[Reading passage — start]

But when I was a mad-hatter coder, when I got +1 errors,  I always checked my SQL rows creation code and limitations, AND math functions and precedence of expressions, making sure that the code started from 0. So, 0 though 4, not 1 through 5, in an array... means evaluating, counting from 1 through 5 which would give you 6.

Time for a new bottle of Sangria and some Friday night salsa music!

You just proved something I've long suspected. Zero really does have value numerically. Good for you for trying! dags:)

7 (edited by njc 2014-11-15 15:05:51)

Re: delete groups

The Greeks didn't believe that one is a number.
The Romans didn't believe that zero is a number.
It took until about 1600 for for negative numbers to be accepted.
It took until nearly 1800 for imaginary numbers to be accepted (depending on the mathematician, of course.  Euler doesn't count.  Euler was ahead of everything.)

You've just broken the Classical Roman barrier!  smile

Re: delete groups

njc wrote:

The Greeks didn't believe that one is a number.
The Romans didn't believe that zero is a number.
It took until about 1600 for for negative numbers to be accepted.
It took until nearly 1800 for imaginary numbers to be accepted (depending on the mathematician, of course.  Euler doesn't count.  Euler was ahead of everything.)

You've just broken the Classical Roman barrier!  smile

i was a dunderhead in math, but I do remember my teacher's explanation of imaginary number— like rainbow colored sheep, counted in your sleep— loved that teacher!

9 (edited by maxkeanu 2014-11-16 16:13:50)

Re: delete groups

http://mathbits.com/MathBits/Java/arrays/Initialize.htm
As you can see, all the arrays start with [0]. As did the universe, according to Hawking and Pee Wee Herman..

10

Re: delete groups

Yes, unless you're working in Fortran.  (Or did they fix that?  I haven't looked in eons, but it would seem to go against the spirit of the language.)

It makes more sense if you think of the floors of a building.  'First' floor is zero flights up.  In languages influenced by C, the subscript is the number of flights up.

Either an appreciation of machine instruction architecture or of mathematical half-open intervals will make this more comfortable.

Re: delete groups

njc wrote:

Yes, unless you're working in Fortran.  (Or did they fix that?  I haven't looked in eons, but it would seem to go against the spirit of the language.)

In Fortran, the array generally starts at 1, unless you define it differently (i.e., in the dimension statement, saying array(0:100), or even array(-100:100)). At least that's true since Fortran '77.

Don
(aka, a Fortran defender who still regularly programs in it)

12

Re: delete groups

Oh, quite right.  I forgot they added that.  Shows how long it's been.

Did they ever get rid of the blockdata statement?  That was one of my interview questions for people who claimed to be Fortran aces.   I don't recall one candidate who even came close.

Re: delete groups

njc wrote:

Oh, quite right.  I forgot they added that.  Shows how long it's been.

Did they ever get rid of the blockdata statement?  That was one of my interview questions for people who claimed to be Fortran aces.   I don't recall one candidate who even came close.

Yes and no. Starting in Fortran90, they use "modules" which duplicate a lot of the functionality of common blocks. But most compilers still recognize F77 code and blockdata statements with the right options.  I still like common blocks and use them all the time - once you understand them, they work very well.

I never expected to be discussing Fortran in a writing newsgroup. smile

14

Re: delete groups

What-- you don't write it?  Or it's not creative enough?

15 (edited by FightorFlight 2014-11-17 20:04:11)

Re: delete groups

I don't understand how the subject could have evolved to such complex terminologies my puny fifteen year old mind cannot comprehend. Mathematical errors are springing through my head as I mentally shut down from digesting the fact that zero apparently is not a number and it is in fact a complex diagram of seperate entities that form a collective consensus of different preceding thought processes and fundamental physics that the following explanation of every atom is made up of neutrons, protons and electrons is moot in the face of it.

In simple words. My mind was screwed over.

[Reading passage — finish]
[Record extracts — start]

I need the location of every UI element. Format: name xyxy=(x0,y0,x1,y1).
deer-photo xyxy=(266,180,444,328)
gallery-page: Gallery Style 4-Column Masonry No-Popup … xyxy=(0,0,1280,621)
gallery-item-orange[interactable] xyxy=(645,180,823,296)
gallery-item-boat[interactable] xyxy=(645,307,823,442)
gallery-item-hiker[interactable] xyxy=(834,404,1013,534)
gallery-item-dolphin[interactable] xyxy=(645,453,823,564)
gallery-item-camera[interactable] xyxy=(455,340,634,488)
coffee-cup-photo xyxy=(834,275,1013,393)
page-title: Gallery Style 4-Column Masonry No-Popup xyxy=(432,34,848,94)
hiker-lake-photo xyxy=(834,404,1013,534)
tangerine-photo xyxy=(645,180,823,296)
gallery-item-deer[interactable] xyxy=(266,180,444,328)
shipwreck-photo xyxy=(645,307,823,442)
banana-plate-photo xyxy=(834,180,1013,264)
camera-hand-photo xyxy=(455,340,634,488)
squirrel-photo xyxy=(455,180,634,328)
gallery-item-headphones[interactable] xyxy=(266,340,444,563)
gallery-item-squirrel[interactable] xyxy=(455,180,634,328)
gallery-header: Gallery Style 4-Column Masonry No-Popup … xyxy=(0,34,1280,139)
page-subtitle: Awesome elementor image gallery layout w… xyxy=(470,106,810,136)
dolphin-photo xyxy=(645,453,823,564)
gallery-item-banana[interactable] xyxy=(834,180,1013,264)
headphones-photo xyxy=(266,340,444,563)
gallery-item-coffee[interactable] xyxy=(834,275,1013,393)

[Record extracts — finish]

Action item
Update the forum discussion starting with "What-- you don't" and going on through "was screwed over.", replacing "subject" with "topic". The document layout analysis data is separate material and has nothing to do with the forum discussion.

Completed exercise
What-- you don't write it?  Or it's not creative enough?

15 (edited by FightorFlight 2014-11-17 20:04:11)

Re: delete groups

I don't understand how the topic could have evolved to such complex terminologies my puny fifteen year old mind cannot comprehend. Mathematical errors are springing through my head as I mentally shut down from digesting the fact that zero apparently is not a number and it is in fact a complex diagram of seperate entities that form a collective consensus of different preceding thought processes and fundamental physics that the following explanation of every atom is made up of neutrons, protons and electrons is moot in the face of it.

In simple words. My mind was screwed over.